# Exercise prompt
In the listing below, count the lines containing the string "median" and state only the number.

# Data for the task

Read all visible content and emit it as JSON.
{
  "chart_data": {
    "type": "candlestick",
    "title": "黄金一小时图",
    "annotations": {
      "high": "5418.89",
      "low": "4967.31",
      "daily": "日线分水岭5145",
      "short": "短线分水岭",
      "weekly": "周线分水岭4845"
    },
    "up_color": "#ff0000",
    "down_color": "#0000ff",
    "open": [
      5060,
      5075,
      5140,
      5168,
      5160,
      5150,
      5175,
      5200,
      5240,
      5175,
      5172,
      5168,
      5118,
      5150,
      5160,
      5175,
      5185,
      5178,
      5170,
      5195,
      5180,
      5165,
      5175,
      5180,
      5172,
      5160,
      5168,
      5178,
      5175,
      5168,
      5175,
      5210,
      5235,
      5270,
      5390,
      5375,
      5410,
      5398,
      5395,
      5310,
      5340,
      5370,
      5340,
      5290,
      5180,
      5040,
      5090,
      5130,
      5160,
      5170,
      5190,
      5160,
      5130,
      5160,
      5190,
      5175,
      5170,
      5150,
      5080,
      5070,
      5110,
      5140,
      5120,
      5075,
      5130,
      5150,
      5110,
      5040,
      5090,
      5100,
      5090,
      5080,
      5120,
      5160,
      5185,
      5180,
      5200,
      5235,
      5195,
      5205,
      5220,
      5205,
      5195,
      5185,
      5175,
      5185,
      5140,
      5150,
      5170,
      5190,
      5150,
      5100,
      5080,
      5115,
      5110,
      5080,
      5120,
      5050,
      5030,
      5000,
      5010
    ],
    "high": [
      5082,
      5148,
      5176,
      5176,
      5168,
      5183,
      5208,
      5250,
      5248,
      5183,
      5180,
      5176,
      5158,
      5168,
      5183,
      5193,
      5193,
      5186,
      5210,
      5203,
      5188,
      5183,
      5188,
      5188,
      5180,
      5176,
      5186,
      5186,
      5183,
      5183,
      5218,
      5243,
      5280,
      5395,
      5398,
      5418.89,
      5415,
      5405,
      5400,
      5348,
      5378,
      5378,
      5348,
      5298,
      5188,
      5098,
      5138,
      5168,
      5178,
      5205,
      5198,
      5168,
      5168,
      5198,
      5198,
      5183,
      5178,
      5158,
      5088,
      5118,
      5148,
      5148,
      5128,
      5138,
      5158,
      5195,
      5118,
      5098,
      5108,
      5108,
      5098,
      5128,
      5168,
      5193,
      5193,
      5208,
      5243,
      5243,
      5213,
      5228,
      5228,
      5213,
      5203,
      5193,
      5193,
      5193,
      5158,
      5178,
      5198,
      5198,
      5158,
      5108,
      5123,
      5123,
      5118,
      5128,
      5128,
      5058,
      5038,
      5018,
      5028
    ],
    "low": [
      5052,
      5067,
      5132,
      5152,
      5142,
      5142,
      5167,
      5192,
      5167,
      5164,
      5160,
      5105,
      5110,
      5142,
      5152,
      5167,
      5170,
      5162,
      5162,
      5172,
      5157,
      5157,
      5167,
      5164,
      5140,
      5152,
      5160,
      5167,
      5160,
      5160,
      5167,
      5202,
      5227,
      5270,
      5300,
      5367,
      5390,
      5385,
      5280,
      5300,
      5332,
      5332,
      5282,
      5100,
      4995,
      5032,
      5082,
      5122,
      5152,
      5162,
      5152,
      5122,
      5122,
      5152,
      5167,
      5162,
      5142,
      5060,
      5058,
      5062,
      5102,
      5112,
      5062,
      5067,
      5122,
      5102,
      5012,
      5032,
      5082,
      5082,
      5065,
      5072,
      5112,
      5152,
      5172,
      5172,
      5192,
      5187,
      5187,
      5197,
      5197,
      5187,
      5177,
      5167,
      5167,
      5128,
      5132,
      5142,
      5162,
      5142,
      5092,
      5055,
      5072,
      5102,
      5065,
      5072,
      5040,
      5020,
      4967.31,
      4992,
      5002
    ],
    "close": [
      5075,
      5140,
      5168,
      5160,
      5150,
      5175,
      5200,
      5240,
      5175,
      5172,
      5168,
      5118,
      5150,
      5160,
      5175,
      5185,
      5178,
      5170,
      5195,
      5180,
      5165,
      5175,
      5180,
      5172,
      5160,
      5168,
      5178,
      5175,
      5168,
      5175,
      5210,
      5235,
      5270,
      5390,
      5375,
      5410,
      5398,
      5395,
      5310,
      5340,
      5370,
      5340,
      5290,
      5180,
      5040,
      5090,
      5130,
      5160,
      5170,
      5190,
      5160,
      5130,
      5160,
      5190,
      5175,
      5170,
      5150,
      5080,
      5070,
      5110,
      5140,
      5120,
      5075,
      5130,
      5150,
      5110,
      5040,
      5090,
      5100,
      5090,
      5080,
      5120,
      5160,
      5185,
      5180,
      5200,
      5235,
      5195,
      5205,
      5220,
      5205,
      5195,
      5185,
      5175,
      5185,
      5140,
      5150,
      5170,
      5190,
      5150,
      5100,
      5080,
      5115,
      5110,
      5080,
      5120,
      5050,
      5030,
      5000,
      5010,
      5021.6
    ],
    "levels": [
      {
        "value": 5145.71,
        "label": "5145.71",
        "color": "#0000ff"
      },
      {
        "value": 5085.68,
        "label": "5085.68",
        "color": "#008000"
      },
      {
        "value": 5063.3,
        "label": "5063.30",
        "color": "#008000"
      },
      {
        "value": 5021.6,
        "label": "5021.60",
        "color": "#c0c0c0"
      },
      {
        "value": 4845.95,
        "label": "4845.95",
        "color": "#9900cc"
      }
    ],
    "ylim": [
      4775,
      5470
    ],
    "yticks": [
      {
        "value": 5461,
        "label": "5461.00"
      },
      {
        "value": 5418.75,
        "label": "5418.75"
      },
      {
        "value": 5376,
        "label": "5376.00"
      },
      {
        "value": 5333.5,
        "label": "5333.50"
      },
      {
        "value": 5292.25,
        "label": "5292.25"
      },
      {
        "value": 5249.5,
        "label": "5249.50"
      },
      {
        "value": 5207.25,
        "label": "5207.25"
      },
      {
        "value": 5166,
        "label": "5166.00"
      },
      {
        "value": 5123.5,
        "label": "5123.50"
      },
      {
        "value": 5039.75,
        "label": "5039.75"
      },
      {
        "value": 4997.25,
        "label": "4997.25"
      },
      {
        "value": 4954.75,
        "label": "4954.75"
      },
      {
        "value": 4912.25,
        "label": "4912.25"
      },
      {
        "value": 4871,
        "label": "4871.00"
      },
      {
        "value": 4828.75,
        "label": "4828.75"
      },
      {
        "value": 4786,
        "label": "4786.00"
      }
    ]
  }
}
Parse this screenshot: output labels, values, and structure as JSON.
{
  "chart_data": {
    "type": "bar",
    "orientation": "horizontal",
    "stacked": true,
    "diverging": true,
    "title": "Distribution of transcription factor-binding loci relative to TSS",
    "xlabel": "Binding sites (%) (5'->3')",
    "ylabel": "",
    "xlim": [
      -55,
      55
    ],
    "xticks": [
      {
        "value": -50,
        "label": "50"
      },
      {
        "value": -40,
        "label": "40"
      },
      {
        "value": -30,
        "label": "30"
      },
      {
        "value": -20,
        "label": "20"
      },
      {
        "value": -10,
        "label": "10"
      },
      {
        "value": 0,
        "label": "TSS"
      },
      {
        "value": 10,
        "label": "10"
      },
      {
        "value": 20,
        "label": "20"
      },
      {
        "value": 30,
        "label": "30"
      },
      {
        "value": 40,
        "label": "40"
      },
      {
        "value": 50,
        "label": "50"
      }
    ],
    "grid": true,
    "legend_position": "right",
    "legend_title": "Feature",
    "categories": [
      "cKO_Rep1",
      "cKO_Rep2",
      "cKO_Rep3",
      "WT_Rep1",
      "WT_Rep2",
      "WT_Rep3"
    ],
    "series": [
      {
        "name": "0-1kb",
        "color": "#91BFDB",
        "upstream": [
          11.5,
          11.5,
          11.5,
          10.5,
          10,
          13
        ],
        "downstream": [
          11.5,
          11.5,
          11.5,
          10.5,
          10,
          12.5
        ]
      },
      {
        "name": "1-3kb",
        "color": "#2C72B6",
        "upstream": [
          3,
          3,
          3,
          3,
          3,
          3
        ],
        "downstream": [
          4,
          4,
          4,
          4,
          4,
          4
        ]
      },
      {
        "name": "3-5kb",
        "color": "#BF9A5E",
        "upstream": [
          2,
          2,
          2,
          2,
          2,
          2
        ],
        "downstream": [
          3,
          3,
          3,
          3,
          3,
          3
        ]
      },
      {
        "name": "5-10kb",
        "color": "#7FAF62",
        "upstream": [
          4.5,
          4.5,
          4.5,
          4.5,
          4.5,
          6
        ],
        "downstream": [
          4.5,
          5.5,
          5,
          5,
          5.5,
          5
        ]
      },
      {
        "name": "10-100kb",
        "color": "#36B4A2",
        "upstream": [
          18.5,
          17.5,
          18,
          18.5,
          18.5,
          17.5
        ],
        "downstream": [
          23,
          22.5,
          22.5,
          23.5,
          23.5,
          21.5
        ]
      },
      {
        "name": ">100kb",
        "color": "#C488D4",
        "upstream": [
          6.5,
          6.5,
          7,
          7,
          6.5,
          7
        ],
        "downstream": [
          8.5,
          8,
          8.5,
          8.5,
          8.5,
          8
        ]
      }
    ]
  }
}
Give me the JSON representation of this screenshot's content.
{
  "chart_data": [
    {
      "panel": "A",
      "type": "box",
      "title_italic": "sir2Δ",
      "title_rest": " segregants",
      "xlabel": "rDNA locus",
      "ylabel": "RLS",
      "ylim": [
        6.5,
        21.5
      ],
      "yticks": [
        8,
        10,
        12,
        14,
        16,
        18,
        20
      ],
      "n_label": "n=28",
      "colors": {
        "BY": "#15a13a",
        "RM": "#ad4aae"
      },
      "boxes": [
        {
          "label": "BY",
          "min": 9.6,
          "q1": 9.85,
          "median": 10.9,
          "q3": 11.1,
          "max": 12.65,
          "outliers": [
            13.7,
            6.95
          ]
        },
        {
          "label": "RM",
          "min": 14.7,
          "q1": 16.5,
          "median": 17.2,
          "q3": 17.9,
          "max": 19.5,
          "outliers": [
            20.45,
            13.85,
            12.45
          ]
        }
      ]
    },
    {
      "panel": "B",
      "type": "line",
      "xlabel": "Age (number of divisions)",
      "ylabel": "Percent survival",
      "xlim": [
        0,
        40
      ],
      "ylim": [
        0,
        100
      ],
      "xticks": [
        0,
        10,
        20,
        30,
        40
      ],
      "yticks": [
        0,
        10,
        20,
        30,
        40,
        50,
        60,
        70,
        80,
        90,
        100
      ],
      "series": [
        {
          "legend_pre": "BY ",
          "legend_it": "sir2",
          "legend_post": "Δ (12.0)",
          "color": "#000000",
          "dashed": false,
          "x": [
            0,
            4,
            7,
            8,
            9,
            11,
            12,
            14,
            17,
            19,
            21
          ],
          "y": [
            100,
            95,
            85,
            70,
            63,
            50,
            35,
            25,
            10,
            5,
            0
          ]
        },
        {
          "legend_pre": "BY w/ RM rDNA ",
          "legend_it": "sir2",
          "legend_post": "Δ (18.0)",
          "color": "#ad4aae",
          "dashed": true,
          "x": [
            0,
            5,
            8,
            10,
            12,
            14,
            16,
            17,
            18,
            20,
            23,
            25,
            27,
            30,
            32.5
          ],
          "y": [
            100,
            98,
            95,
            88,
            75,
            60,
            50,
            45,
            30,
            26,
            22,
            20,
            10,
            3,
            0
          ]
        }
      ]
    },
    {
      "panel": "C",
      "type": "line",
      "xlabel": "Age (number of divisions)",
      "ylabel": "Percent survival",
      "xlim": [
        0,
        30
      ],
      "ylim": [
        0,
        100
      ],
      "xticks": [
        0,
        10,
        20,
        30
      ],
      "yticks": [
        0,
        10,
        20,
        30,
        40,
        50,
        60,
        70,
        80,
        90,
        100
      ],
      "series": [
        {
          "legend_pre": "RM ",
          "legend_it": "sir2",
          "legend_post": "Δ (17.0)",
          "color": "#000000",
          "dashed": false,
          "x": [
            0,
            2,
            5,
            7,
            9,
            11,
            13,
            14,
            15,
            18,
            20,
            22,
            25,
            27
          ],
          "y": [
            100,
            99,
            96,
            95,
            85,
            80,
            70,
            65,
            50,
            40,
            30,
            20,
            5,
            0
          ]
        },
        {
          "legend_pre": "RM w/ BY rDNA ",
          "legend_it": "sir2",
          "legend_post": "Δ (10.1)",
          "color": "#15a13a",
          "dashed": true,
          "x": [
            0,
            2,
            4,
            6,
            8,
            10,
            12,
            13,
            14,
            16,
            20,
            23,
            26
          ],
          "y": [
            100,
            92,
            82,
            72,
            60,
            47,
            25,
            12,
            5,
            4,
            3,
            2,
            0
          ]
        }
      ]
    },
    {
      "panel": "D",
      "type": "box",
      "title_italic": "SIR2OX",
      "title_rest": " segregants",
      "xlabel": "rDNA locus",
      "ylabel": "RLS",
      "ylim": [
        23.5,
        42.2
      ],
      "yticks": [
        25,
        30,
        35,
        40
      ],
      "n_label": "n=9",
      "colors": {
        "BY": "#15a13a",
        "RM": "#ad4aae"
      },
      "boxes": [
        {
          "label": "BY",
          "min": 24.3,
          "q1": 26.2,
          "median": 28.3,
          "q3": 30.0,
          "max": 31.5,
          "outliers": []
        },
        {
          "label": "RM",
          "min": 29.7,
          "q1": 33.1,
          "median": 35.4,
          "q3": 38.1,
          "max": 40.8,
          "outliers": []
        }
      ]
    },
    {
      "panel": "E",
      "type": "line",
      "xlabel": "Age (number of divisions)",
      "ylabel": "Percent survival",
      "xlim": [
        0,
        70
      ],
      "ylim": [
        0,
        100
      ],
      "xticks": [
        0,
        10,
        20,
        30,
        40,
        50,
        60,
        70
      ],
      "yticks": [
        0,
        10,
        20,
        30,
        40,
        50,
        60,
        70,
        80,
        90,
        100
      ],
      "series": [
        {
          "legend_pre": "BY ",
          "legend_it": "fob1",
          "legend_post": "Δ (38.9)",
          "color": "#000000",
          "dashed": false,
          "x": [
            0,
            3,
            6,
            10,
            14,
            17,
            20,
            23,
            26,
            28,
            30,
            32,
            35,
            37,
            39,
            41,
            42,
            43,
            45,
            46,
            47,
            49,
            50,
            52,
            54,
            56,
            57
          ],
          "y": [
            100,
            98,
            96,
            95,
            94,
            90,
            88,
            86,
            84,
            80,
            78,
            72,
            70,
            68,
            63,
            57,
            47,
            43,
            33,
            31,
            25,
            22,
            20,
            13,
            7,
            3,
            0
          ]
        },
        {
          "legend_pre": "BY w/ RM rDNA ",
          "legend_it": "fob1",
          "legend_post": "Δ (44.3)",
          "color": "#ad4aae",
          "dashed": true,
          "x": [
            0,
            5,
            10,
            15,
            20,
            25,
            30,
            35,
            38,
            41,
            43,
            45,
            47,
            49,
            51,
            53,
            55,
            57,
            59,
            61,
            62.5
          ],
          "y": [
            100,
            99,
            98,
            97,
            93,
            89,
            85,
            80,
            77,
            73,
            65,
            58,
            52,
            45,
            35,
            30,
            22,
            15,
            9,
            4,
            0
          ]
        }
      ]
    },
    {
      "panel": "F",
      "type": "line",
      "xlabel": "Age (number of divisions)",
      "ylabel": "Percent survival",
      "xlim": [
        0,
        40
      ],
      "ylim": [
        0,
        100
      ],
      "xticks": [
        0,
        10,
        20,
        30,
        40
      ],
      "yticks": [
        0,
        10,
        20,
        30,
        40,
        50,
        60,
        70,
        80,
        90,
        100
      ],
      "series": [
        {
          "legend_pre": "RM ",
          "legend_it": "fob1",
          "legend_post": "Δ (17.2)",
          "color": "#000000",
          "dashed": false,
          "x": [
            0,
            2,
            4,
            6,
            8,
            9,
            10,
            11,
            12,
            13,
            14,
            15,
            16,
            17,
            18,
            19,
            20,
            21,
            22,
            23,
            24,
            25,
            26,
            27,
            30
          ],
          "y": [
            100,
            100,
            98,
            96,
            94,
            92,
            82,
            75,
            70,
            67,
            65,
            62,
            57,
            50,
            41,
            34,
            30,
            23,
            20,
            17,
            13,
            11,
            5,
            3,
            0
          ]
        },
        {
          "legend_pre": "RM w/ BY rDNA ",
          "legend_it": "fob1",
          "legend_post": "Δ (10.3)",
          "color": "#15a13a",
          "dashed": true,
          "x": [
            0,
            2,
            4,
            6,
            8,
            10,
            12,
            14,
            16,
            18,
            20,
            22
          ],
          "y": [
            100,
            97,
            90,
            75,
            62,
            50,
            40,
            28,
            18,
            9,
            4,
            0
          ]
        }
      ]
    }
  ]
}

# Response to the task
4